▶ _STATED GOAL_: Work out how many lines hold "value". Give the number and nothing else.

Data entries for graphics
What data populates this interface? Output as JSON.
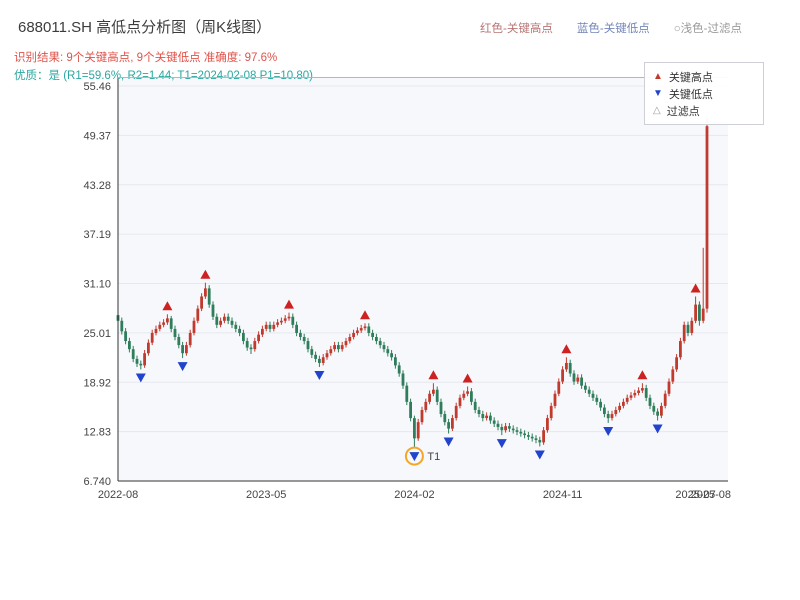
{
  "header": {
    "title": "688011.SH 高低点分析图（周K线图）",
    "top_legend": [
      {
        "label": "红色-关键高点"
      },
      {
        "label": "蓝色-关键低点"
      },
      {
        "label": "○浅色-过滤点"
      }
    ],
    "result_line": "识别结果: 9个关键高点, 9个关键低点  准确度: 97.6%",
    "quality_line": "优质：是 (R1=59.6%, R2=1.44; T1=2024-02-08 P1=10.80)"
  },
  "chart_data": {
    "type": "candlestick",
    "title": "688011.SH 周K线 高低点分析",
    "interval": "weekly",
    "legend": {
      "items": [
        {
          "glyph": "▲",
          "label": "关键高点"
        },
        {
          "glyph": "▼",
          "label": "关键低点"
        },
        {
          "glyph": "△",
          "label": "过滤点"
        }
      ]
    },
    "colors": {
      "up": "#c03a2e",
      "down": "#2e7d5b",
      "key_high": "#cc2222",
      "key_low": "#2244cc",
      "filter": "#999999",
      "t1": "#f5a623",
      "plot_bg": "#f7f8fb",
      "grid": "#e6e8f0"
    },
    "y_axis": {
      "range": [
        6.74,
        55.46
      ],
      "ticks": [
        {
          "value": 55.46,
          "label": "55.46"
        },
        {
          "value": 49.37,
          "label": "49.37"
        },
        {
          "value": 43.28,
          "label": "43.28"
        },
        {
          "value": 37.19,
          "label": "37.19"
        },
        {
          "value": 31.1,
          "label": "31.10"
        },
        {
          "value": 25.01,
          "label": "25.01"
        },
        {
          "value": 18.92,
          "label": "18.92"
        },
        {
          "value": 12.83,
          "label": "12.83"
        },
        {
          "value": 6.74,
          "label": "6.740"
        }
      ]
    },
    "x_axis": {
      "ticks": [
        {
          "week": 0,
          "label": "2022-08"
        },
        {
          "week": 39,
          "label": "2023-05"
        },
        {
          "week": 78,
          "label": "2024-02"
        },
        {
          "week": 117,
          "label": "2024-11"
        },
        {
          "week": 152,
          "label": "2025-07"
        },
        {
          "week": 156,
          "label": "2025-08"
        }
      ]
    },
    "candles": [
      [
        27.2,
        27.6,
        26.1,
        26.5
      ],
      [
        26.5,
        26.9,
        24.8,
        25.2
      ],
      [
        25.2,
        25.6,
        23.6,
        24.0
      ],
      [
        24.0,
        24.4,
        22.6,
        23.0
      ],
      [
        23.0,
        23.4,
        21.4,
        21.8
      ],
      [
        21.8,
        22.2,
        20.8,
        21.2
      ],
      [
        21.2,
        21.6,
        20.5,
        21.0
      ],
      [
        21.0,
        22.9,
        20.7,
        22.5
      ],
      [
        22.5,
        24.2,
        22.2,
        23.8
      ],
      [
        23.8,
        25.4,
        23.5,
        25.0
      ],
      [
        25.0,
        25.9,
        24.7,
        25.5
      ],
      [
        25.5,
        26.4,
        25.2,
        26.0
      ],
      [
        26.0,
        26.7,
        25.7,
        26.3
      ],
      [
        26.3,
        27.3,
        26.0,
        26.8
      ],
      [
        26.8,
        27.1,
        25.1,
        25.5
      ],
      [
        25.5,
        25.9,
        24.1,
        24.5
      ],
      [
        24.5,
        24.9,
        23.1,
        23.5
      ],
      [
        23.5,
        23.9,
        21.9,
        22.5
      ],
      [
        22.5,
        23.9,
        22.2,
        23.5
      ],
      [
        23.5,
        25.4,
        23.2,
        25.0
      ],
      [
        25.0,
        26.9,
        24.7,
        26.5
      ],
      [
        26.5,
        28.4,
        26.2,
        28.0
      ],
      [
        28.0,
        29.9,
        27.7,
        29.5
      ],
      [
        29.5,
        31.2,
        29.2,
        30.5
      ],
      [
        30.5,
        30.9,
        28.1,
        28.5
      ],
      [
        28.5,
        28.9,
        26.6,
        27.0
      ],
      [
        27.0,
        27.4,
        25.6,
        26.0
      ],
      [
        26.0,
        26.9,
        25.7,
        26.5
      ],
      [
        26.5,
        27.4,
        26.2,
        27.0
      ],
      [
        27.0,
        27.4,
        26.1,
        26.5
      ],
      [
        26.5,
        26.9,
        25.6,
        26.0
      ],
      [
        26.0,
        26.4,
        25.1,
        25.5
      ],
      [
        25.5,
        25.9,
        24.6,
        25.0
      ],
      [
        25.0,
        25.4,
        23.6,
        24.0
      ],
      [
        24.0,
        24.4,
        22.8,
        23.2
      ],
      [
        23.2,
        23.6,
        22.4,
        23.0
      ],
      [
        23.0,
        24.4,
        22.7,
        24.0
      ],
      [
        24.0,
        25.2,
        23.7,
        24.8
      ],
      [
        24.8,
        25.9,
        24.5,
        25.5
      ],
      [
        25.5,
        26.4,
        25.2,
        26.0
      ],
      [
        26.0,
        26.4,
        25.1,
        25.5
      ],
      [
        25.5,
        26.4,
        25.2,
        26.0
      ],
      [
        26.0,
        26.7,
        25.7,
        26.3
      ],
      [
        26.3,
        26.9,
        26.0,
        26.5
      ],
      [
        26.5,
        27.2,
        26.2,
        26.8
      ],
      [
        26.8,
        27.5,
        26.5,
        27.0
      ],
      [
        27.0,
        27.4,
        25.6,
        26.0
      ],
      [
        26.0,
        26.4,
        24.6,
        25.0
      ],
      [
        25.0,
        25.4,
        24.1,
        24.5
      ],
      [
        24.5,
        24.9,
        23.6,
        24.0
      ],
      [
        24.0,
        24.4,
        22.6,
        23.0
      ],
      [
        23.0,
        23.4,
        21.9,
        22.3
      ],
      [
        22.3,
        22.7,
        21.4,
        21.8
      ],
      [
        21.8,
        22.2,
        20.8,
        21.3
      ],
      [
        21.3,
        22.4,
        21.0,
        22.0
      ],
      [
        22.0,
        22.9,
        21.7,
        22.5
      ],
      [
        22.5,
        23.4,
        22.2,
        23.0
      ],
      [
        23.0,
        23.9,
        22.7,
        23.5
      ],
      [
        23.5,
        23.9,
        22.6,
        23.0
      ],
      [
        23.0,
        23.9,
        22.7,
        23.5
      ],
      [
        23.5,
        24.4,
        23.2,
        24.0
      ],
      [
        24.0,
        24.9,
        23.7,
        24.5
      ],
      [
        24.5,
        25.4,
        24.2,
        25.0
      ],
      [
        25.0,
        25.7,
        24.7,
        25.3
      ],
      [
        25.3,
        26.0,
        25.0,
        25.6
      ],
      [
        25.6,
        26.2,
        25.3,
        25.8
      ],
      [
        25.8,
        26.2,
        24.6,
        25.0
      ],
      [
        25.0,
        25.4,
        24.1,
        24.5
      ],
      [
        24.5,
        24.9,
        23.6,
        24.0
      ],
      [
        24.0,
        24.4,
        23.1,
        23.5
      ],
      [
        23.5,
        23.9,
        22.6,
        23.0
      ],
      [
        23.0,
        23.4,
        22.1,
        22.5
      ],
      [
        22.5,
        22.9,
        21.6,
        22.0
      ],
      [
        22.0,
        22.4,
        20.6,
        21.0
      ],
      [
        21.0,
        21.4,
        19.6,
        20.0
      ],
      [
        20.0,
        20.4,
        18.1,
        18.5
      ],
      [
        18.5,
        18.9,
        16.1,
        16.5
      ],
      [
        16.5,
        16.9,
        14.1,
        14.5
      ],
      [
        14.5,
        14.8,
        10.8,
        12.0
      ],
      [
        12.0,
        14.4,
        11.7,
        14.0
      ],
      [
        14.0,
        15.9,
        13.7,
        15.5
      ],
      [
        15.5,
        16.9,
        15.2,
        16.5
      ],
      [
        16.5,
        17.9,
        16.2,
        17.5
      ],
      [
        17.5,
        18.8,
        17.2,
        18.0
      ],
      [
        18.0,
        18.4,
        16.1,
        16.5
      ],
      [
        16.5,
        16.9,
        14.6,
        15.0
      ],
      [
        15.0,
        15.4,
        13.6,
        14.0
      ],
      [
        14.0,
        14.4,
        12.6,
        13.2
      ],
      [
        13.2,
        14.9,
        12.9,
        14.5
      ],
      [
        14.5,
        16.4,
        14.2,
        16.0
      ],
      [
        16.0,
        17.4,
        15.7,
        17.0
      ],
      [
        17.0,
        17.9,
        16.7,
        17.5
      ],
      [
        17.5,
        18.4,
        17.2,
        17.8
      ],
      [
        17.8,
        18.2,
        16.1,
        16.5
      ],
      [
        16.5,
        16.9,
        15.1,
        15.5
      ],
      [
        15.5,
        15.9,
        14.6,
        15.0
      ],
      [
        15.0,
        15.4,
        14.1,
        14.5
      ],
      [
        14.5,
        15.2,
        14.2,
        14.8
      ],
      [
        14.8,
        15.2,
        13.8,
        14.2
      ],
      [
        14.2,
        14.6,
        13.4,
        13.8
      ],
      [
        13.8,
        14.2,
        13.0,
        13.4
      ],
      [
        13.4,
        13.8,
        12.4,
        13.0
      ],
      [
        13.0,
        13.9,
        12.7,
        13.5
      ],
      [
        13.5,
        13.9,
        12.8,
        13.2
      ],
      [
        13.2,
        13.6,
        12.6,
        13.0
      ],
      [
        13.0,
        13.4,
        12.4,
        12.8
      ],
      [
        12.8,
        13.2,
        12.2,
        12.6
      ],
      [
        12.6,
        13.0,
        12.0,
        12.4
      ],
      [
        12.4,
        12.8,
        11.8,
        12.2
      ],
      [
        12.2,
        12.6,
        11.6,
        12.0
      ],
      [
        12.0,
        12.4,
        11.4,
        11.8
      ],
      [
        11.8,
        12.2,
        11.0,
        11.5
      ],
      [
        11.5,
        13.4,
        11.2,
        13.0
      ],
      [
        13.0,
        14.9,
        12.7,
        14.5
      ],
      [
        14.5,
        16.4,
        14.2,
        16.0
      ],
      [
        16.0,
        17.9,
        15.7,
        17.5
      ],
      [
        17.5,
        19.4,
        17.2,
        19.0
      ],
      [
        19.0,
        20.9,
        18.7,
        20.5
      ],
      [
        20.5,
        22.0,
        20.2,
        21.3
      ],
      [
        21.3,
        21.7,
        19.6,
        20.0
      ],
      [
        20.0,
        20.4,
        18.6,
        19.0
      ],
      [
        19.0,
        19.9,
        18.7,
        19.5
      ],
      [
        19.5,
        19.9,
        18.1,
        18.5
      ],
      [
        18.5,
        18.9,
        17.6,
        18.0
      ],
      [
        18.0,
        18.4,
        17.1,
        17.5
      ],
      [
        17.5,
        17.9,
        16.6,
        17.0
      ],
      [
        17.0,
        17.4,
        16.1,
        16.5
      ],
      [
        16.5,
        16.9,
        15.4,
        15.8
      ],
      [
        15.8,
        16.2,
        14.6,
        15.0
      ],
      [
        15.0,
        15.4,
        13.9,
        14.5
      ],
      [
        14.5,
        15.4,
        14.2,
        15.0
      ],
      [
        15.0,
        15.9,
        14.7,
        15.5
      ],
      [
        15.5,
        16.4,
        15.2,
        16.0
      ],
      [
        16.0,
        16.9,
        15.7,
        16.5
      ],
      [
        16.5,
        17.4,
        16.2,
        17.0
      ],
      [
        17.0,
        17.7,
        16.7,
        17.3
      ],
      [
        17.3,
        18.0,
        17.0,
        17.6
      ],
      [
        17.6,
        18.3,
        17.3,
        17.9
      ],
      [
        17.9,
        18.8,
        17.6,
        18.2
      ],
      [
        18.2,
        18.6,
        16.6,
        17.0
      ],
      [
        17.0,
        17.4,
        15.6,
        16.0
      ],
      [
        16.0,
        16.4,
        14.9,
        15.3
      ],
      [
        15.3,
        15.7,
        14.2,
        14.8
      ],
      [
        14.8,
        16.4,
        14.5,
        16.0
      ],
      [
        16.0,
        17.9,
        15.7,
        17.5
      ],
      [
        17.5,
        19.4,
        17.2,
        19.0
      ],
      [
        19.0,
        20.9,
        18.7,
        20.5
      ],
      [
        20.5,
        22.4,
        20.2,
        22.0
      ],
      [
        22.0,
        24.4,
        21.7,
        24.0
      ],
      [
        24.0,
        26.4,
        23.7,
        26.0
      ],
      [
        26.0,
        26.4,
        24.6,
        25.0
      ],
      [
        25.0,
        26.9,
        24.7,
        26.5
      ],
      [
        26.5,
        29.5,
        26.2,
        28.5
      ],
      [
        28.5,
        28.9,
        25.9,
        26.5
      ],
      [
        26.5,
        35.5,
        26.2,
        28.0
      ],
      [
        28.0,
        51.5,
        27.5,
        50.5
      ]
    ],
    "key_highs": [
      {
        "week": 13,
        "price": 27.3
      },
      {
        "week": 23,
        "price": 31.2
      },
      {
        "week": 45,
        "price": 27.5
      },
      {
        "week": 65,
        "price": 26.2
      },
      {
        "week": 83,
        "price": 18.8
      },
      {
        "week": 92,
        "price": 18.4
      },
      {
        "week": 118,
        "price": 22.0
      },
      {
        "week": 138,
        "price": 18.8
      },
      {
        "week": 152,
        "price": 29.5
      }
    ],
    "key_lows": [
      {
        "week": 6,
        "price": 20.5
      },
      {
        "week": 17,
        "price": 21.9
      },
      {
        "week": 53,
        "price": 20.8
      },
      {
        "week": 78,
        "price": 10.8
      },
      {
        "week": 87,
        "price": 12.6
      },
      {
        "week": 101,
        "price": 12.4
      },
      {
        "week": 111,
        "price": 11.0
      },
      {
        "week": 129,
        "price": 13.9
      },
      {
        "week": 142,
        "price": 14.2
      }
    ],
    "t1": {
      "week": 78,
      "price": 10.8,
      "label": "T1",
      "date": "2024-02-08",
      "value": "10.80"
    }
  }
}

▶ _REPLY_: 10